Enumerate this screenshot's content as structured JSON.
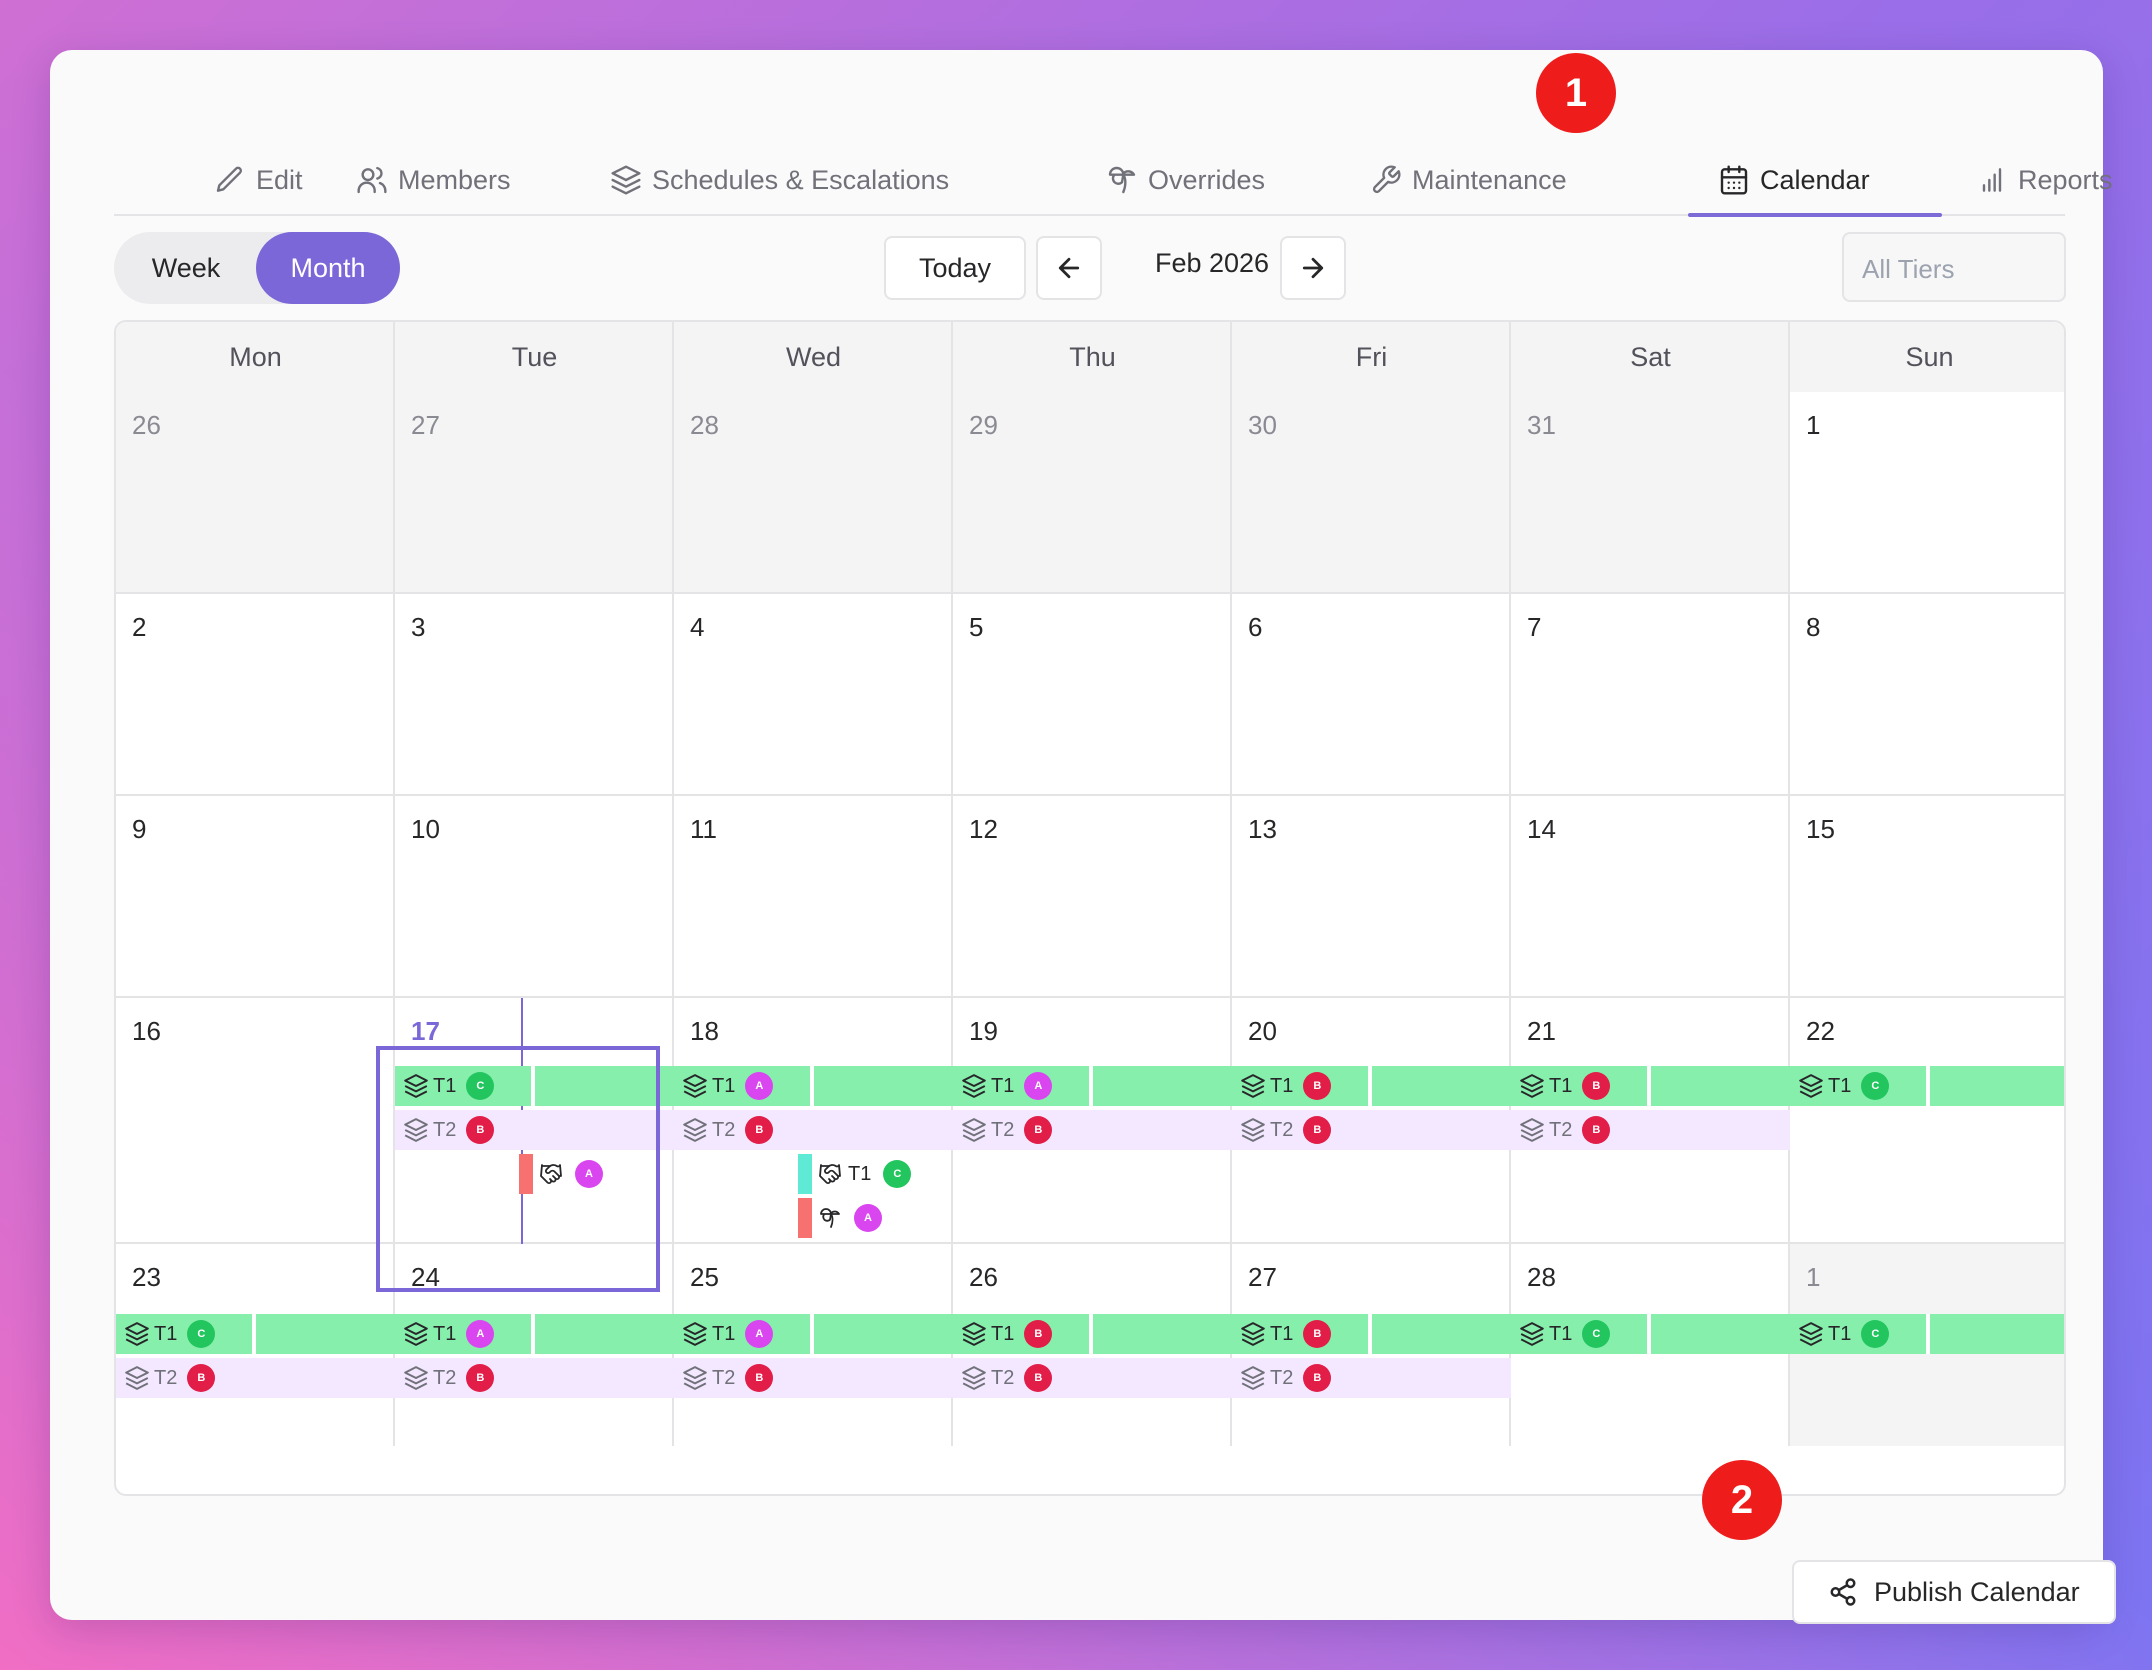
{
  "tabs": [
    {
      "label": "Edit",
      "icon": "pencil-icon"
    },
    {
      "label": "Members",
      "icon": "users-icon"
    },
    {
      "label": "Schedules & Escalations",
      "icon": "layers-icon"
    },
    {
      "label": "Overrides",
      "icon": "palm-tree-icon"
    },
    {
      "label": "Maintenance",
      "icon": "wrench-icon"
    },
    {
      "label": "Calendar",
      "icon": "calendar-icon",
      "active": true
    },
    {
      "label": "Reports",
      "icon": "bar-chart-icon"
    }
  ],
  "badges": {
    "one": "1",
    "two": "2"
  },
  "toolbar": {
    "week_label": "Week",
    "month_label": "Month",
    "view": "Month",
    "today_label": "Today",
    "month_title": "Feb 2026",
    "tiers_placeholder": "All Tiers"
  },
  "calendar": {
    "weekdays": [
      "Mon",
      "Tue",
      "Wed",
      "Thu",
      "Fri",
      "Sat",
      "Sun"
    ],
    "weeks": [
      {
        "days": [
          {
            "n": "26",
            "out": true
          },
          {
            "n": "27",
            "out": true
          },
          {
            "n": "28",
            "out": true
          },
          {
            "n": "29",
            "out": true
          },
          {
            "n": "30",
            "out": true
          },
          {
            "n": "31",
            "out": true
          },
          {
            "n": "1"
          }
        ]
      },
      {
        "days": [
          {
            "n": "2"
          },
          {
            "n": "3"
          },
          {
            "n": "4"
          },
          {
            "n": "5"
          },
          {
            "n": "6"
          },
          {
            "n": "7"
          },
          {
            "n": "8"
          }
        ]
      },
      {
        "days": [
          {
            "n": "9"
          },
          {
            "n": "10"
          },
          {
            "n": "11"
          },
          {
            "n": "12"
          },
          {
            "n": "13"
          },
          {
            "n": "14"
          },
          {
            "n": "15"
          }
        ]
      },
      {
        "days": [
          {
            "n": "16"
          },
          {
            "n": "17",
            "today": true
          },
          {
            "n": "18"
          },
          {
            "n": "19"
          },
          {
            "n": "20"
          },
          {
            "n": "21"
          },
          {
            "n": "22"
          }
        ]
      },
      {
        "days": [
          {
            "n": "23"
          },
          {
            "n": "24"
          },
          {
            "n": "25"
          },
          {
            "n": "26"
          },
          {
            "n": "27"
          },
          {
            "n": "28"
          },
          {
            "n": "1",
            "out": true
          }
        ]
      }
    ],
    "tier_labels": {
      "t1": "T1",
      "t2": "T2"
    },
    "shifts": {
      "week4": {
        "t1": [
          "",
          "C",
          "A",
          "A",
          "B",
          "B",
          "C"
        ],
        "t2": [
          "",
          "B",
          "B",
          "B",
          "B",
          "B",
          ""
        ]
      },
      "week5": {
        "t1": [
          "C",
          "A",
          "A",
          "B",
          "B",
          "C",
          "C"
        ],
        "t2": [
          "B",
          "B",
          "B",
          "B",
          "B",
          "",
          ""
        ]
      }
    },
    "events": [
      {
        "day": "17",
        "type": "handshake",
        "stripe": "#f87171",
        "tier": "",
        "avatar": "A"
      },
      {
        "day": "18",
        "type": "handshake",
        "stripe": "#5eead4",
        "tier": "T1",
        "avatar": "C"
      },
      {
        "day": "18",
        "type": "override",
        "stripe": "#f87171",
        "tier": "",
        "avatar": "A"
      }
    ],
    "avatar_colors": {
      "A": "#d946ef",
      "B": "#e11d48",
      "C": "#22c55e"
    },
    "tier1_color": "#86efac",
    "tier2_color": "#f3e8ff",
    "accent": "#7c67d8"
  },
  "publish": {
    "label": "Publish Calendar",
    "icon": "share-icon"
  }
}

----------

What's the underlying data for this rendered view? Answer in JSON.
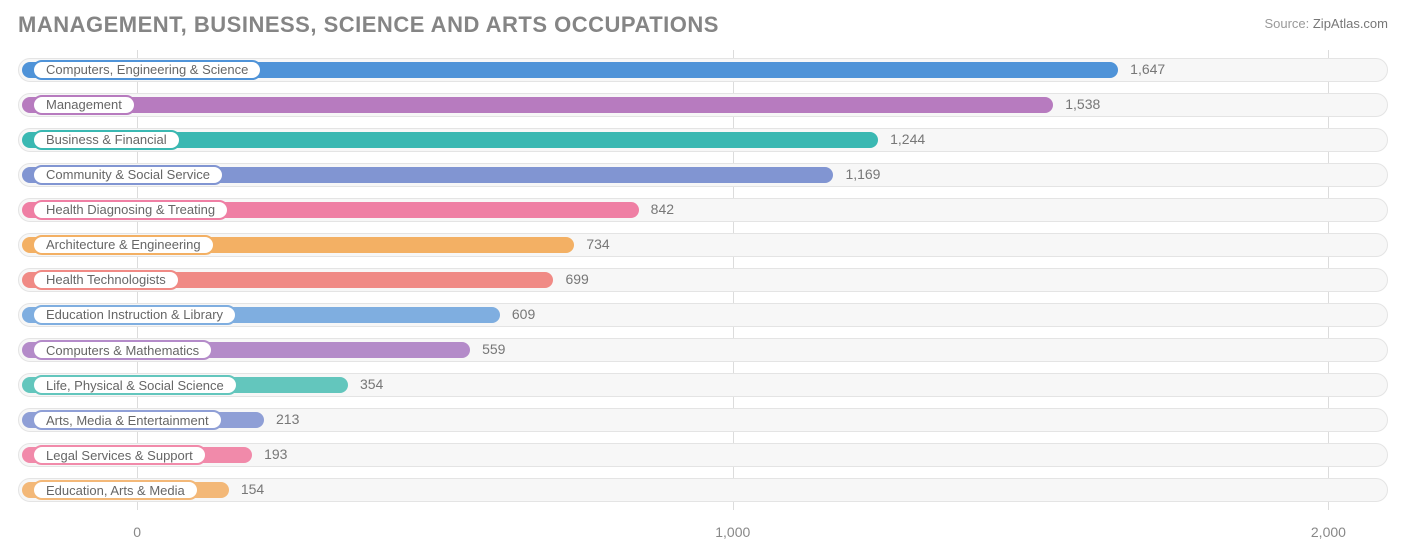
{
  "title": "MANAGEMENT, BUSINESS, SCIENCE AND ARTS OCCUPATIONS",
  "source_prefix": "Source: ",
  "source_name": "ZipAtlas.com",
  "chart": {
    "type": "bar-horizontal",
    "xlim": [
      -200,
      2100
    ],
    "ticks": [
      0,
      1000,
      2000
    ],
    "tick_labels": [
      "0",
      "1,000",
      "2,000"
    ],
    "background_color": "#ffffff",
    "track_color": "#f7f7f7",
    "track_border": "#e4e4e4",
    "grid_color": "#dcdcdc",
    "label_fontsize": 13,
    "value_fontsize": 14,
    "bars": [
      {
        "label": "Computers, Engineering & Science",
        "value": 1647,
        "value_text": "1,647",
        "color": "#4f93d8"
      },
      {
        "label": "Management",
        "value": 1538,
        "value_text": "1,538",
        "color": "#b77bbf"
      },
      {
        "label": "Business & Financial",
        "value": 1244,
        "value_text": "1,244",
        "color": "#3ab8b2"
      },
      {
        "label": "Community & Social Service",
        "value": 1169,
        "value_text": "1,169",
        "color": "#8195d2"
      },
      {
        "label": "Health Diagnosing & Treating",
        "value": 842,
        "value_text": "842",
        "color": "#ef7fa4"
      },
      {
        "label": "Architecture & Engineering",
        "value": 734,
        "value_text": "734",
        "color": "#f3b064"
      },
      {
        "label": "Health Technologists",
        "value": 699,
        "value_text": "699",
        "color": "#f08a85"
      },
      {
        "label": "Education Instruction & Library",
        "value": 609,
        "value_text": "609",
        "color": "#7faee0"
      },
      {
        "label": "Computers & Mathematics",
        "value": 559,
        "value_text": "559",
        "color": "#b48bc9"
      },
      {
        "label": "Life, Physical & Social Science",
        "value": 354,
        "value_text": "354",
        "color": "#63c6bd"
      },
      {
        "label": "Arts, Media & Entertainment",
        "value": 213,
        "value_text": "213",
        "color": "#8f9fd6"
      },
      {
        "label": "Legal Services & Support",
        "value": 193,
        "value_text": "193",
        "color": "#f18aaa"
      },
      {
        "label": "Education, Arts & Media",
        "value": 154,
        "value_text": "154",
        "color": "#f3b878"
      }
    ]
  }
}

----------

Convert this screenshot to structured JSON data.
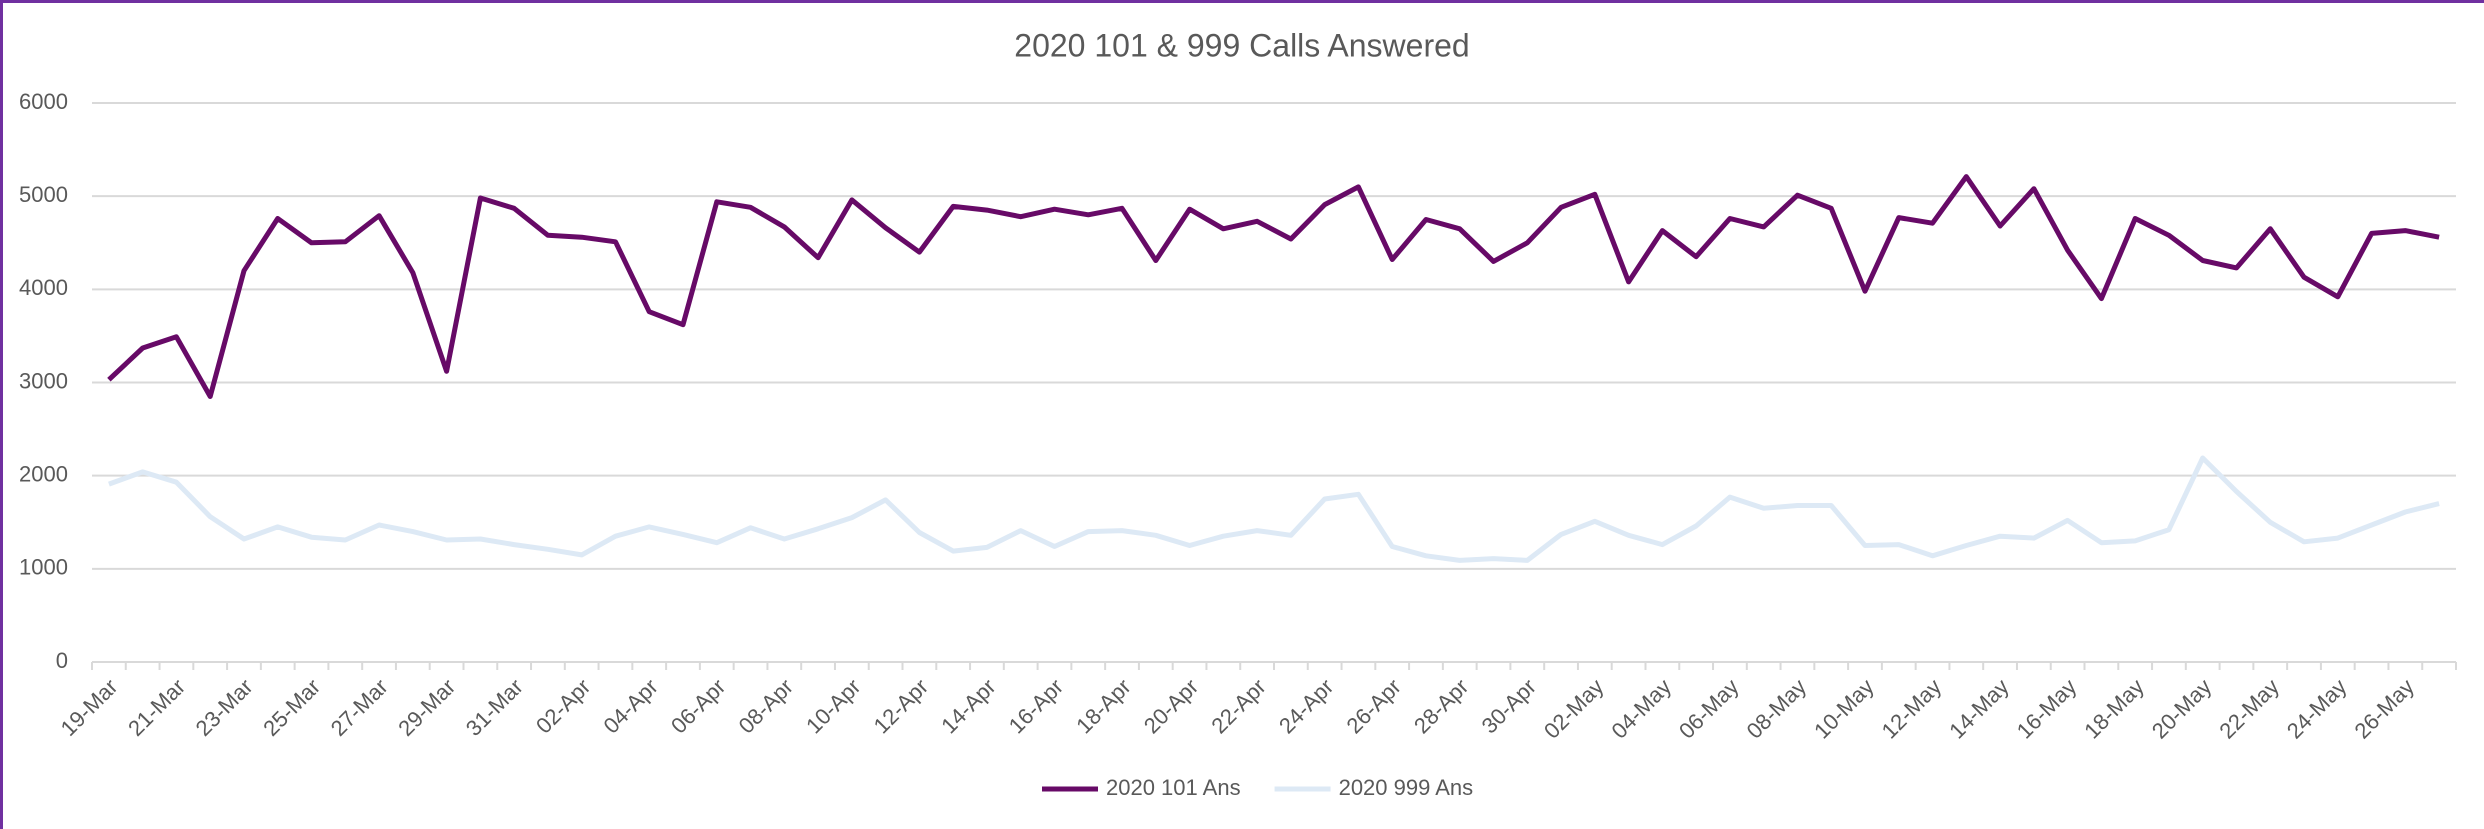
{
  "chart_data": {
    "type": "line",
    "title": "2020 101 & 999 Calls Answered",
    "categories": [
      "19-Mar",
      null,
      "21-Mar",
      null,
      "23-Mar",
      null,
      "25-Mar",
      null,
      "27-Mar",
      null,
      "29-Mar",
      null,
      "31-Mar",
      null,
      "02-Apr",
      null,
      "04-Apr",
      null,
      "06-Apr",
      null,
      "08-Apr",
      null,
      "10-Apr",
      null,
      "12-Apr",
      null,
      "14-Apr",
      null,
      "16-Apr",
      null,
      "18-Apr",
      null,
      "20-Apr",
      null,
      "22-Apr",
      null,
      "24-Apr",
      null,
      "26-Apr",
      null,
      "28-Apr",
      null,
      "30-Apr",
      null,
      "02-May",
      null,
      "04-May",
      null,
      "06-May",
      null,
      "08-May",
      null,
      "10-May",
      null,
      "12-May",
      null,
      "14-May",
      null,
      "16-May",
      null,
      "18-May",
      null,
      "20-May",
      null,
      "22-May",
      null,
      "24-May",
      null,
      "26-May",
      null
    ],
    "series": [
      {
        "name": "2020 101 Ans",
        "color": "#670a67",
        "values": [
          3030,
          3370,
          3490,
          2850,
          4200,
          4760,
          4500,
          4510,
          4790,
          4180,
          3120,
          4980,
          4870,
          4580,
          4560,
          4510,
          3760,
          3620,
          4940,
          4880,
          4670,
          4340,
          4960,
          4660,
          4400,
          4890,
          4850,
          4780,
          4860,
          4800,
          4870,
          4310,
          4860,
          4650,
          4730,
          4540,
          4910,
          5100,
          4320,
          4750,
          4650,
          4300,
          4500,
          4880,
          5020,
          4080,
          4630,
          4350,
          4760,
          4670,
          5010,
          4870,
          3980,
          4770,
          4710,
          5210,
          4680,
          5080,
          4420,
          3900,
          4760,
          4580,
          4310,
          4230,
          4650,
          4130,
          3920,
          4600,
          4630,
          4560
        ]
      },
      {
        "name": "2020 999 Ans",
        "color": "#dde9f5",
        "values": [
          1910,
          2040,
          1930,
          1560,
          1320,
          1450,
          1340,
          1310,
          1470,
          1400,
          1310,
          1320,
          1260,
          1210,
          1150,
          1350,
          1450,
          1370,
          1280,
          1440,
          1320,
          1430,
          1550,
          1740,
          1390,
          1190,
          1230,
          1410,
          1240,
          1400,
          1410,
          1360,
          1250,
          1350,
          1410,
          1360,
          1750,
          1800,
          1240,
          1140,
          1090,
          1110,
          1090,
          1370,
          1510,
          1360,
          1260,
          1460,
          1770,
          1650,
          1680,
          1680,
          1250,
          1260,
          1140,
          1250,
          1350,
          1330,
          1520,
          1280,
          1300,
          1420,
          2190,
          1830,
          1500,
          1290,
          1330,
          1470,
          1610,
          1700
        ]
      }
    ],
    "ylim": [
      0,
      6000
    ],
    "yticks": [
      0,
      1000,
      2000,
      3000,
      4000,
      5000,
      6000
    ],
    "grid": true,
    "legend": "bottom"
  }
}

----------

◆ **GIVEN PROBLEM**: Out of the preceding entries, pull every line containing the string "structured".

◆ **RESULT FOR THIS EXERCISE**:
Enumerate this screenshot's content as structured JSON.
Convert this screenshot to structured JSON data.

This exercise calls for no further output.